**The data**
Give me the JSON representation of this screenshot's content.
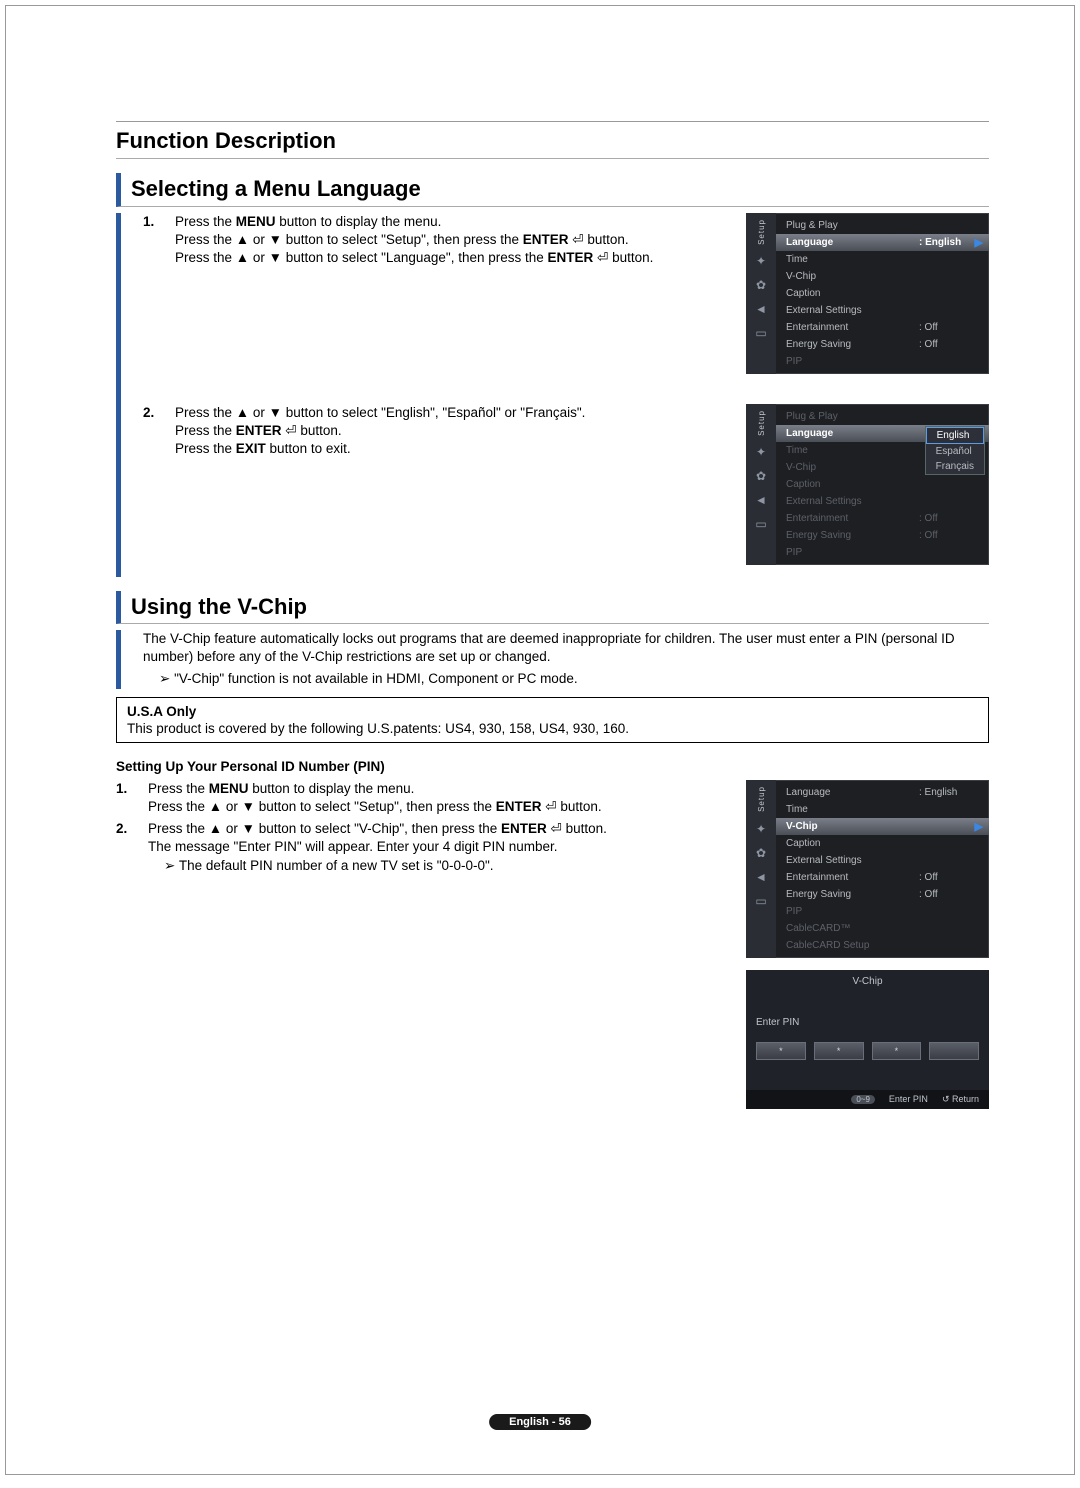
{
  "header": {
    "function_title": "Function Description"
  },
  "section1": {
    "title": "Selecting a Menu Language",
    "steps": [
      {
        "num": "1.",
        "lines": [
          "Press the MENU button to display the menu.",
          "Press the ▲ or ▼ button to select \"Setup\", then press the ENTER ⏎ button.",
          "Press the ▲ or ▼ button to select \"Language\", then press the ENTER ⏎ button."
        ]
      },
      {
        "num": "2.",
        "lines": [
          "Press the ▲ or ▼ button to select \"English\", \"Español\" or \"Français\".",
          "Press the ENTER ⏎ button.",
          "Press the EXIT button to exit."
        ]
      }
    ]
  },
  "osd1": {
    "tab": "Setup",
    "items": [
      {
        "label": "Plug & Play",
        "value": ""
      },
      {
        "label": "Language",
        "value": ": English",
        "selected": true
      },
      {
        "label": "Time",
        "value": ""
      },
      {
        "label": "V-Chip",
        "value": ""
      },
      {
        "label": "Caption",
        "value": ""
      },
      {
        "label": "External Settings",
        "value": ""
      },
      {
        "label": "Entertainment",
        "value": ": Off"
      },
      {
        "label": "Energy Saving",
        "value": ": Off"
      },
      {
        "label": "PIP",
        "value": "",
        "dim": true
      }
    ]
  },
  "osd2": {
    "tab": "Setup",
    "items": [
      {
        "label": "Plug & Play",
        "value": "",
        "dim": true
      },
      {
        "label": "Language",
        "value": "",
        "selected": true
      },
      {
        "label": "Time",
        "value": "",
        "dim": true
      },
      {
        "label": "V-Chip",
        "value": "",
        "dim": true
      },
      {
        "label": "Caption",
        "value": "",
        "dim": true
      },
      {
        "label": "External Settings",
        "value": "",
        "dim": true
      },
      {
        "label": "Entertainment",
        "value": ": Off",
        "dim": true
      },
      {
        "label": "Energy Saving",
        "value": ": Off",
        "dim": true
      },
      {
        "label": "PIP",
        "value": "",
        "dim": true
      }
    ],
    "dropdown": [
      "English",
      "Español",
      "Français"
    ],
    "dropdown_selected": 0
  },
  "section2": {
    "title": "Using the V-Chip",
    "intro": "The V-Chip feature automatically locks out programs that are deemed inappropriate for children. The user must enter a PIN (personal ID number) before any of the V-Chip restrictions are set up or changed.",
    "note": "\"V-Chip\" function is not available in HDMI, Component or PC mode.",
    "usa_box": {
      "title": "U.S.A Only",
      "body": "This product is covered by the following U.S.patents: US4, 930, 158, US4, 930, 160."
    },
    "sub_title": "Setting Up Your Personal ID Number (PIN)",
    "steps": [
      {
        "num": "1.",
        "lines": [
          "Press the MENU button to display the menu.",
          "Press the ▲ or ▼ button to select \"Setup\", then press the ENTER ⏎ button."
        ]
      },
      {
        "num": "2.",
        "lines": [
          "Press the ▲ or ▼ button to select \"V-Chip\", then press the ENTER ⏎ button.",
          "The message \"Enter PIN\" will appear. Enter your 4 digit PIN number."
        ],
        "note": "The default PIN number of a new TV set is \"0-0-0-0\"."
      }
    ]
  },
  "osd3": {
    "tab": "Setup",
    "items": [
      {
        "label": "Language",
        "value": ": English"
      },
      {
        "label": "Time",
        "value": ""
      },
      {
        "label": "V-Chip",
        "value": "",
        "selected": true
      },
      {
        "label": "Caption",
        "value": ""
      },
      {
        "label": "External Settings",
        "value": ""
      },
      {
        "label": "Entertainment",
        "value": ": Off"
      },
      {
        "label": "Energy Saving",
        "value": ": Off"
      },
      {
        "label": "PIP",
        "value": "",
        "dim": true
      },
      {
        "label": "CableCARD™",
        "value": "",
        "dim": true
      },
      {
        "label": "CableCARD Setup",
        "value": "",
        "dim": true
      }
    ]
  },
  "pin_panel": {
    "title": "V-Chip",
    "enter_label": "Enter PIN",
    "stars": [
      "*",
      "*",
      "*",
      ""
    ],
    "footer_lbl": "Enter PIN",
    "footer_pill": "0~9",
    "footer_return": "Return"
  },
  "footer": {
    "text": "English - 56"
  },
  "icons": {
    "wand": "✦",
    "gear": "✿",
    "signal": "◄",
    "screen": "▭"
  }
}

**Written task**
Copy each line in the data that holds the word "then".

**Output of the exercise**
          "Press the ▲ or ▼ button to select \"Setup\", then press the ENTER ⏎ button.",
          "Press the ▲ or ▼ button to select \"Language\", then press the ENTER ⏎ button."
          "Press the ▲ or ▼ button to select \"Setup\", then press the ENTER ⏎ button."
          "Press the ▲ or ▼ button to select \"V-Chip\", then press the ENTER ⏎ button.",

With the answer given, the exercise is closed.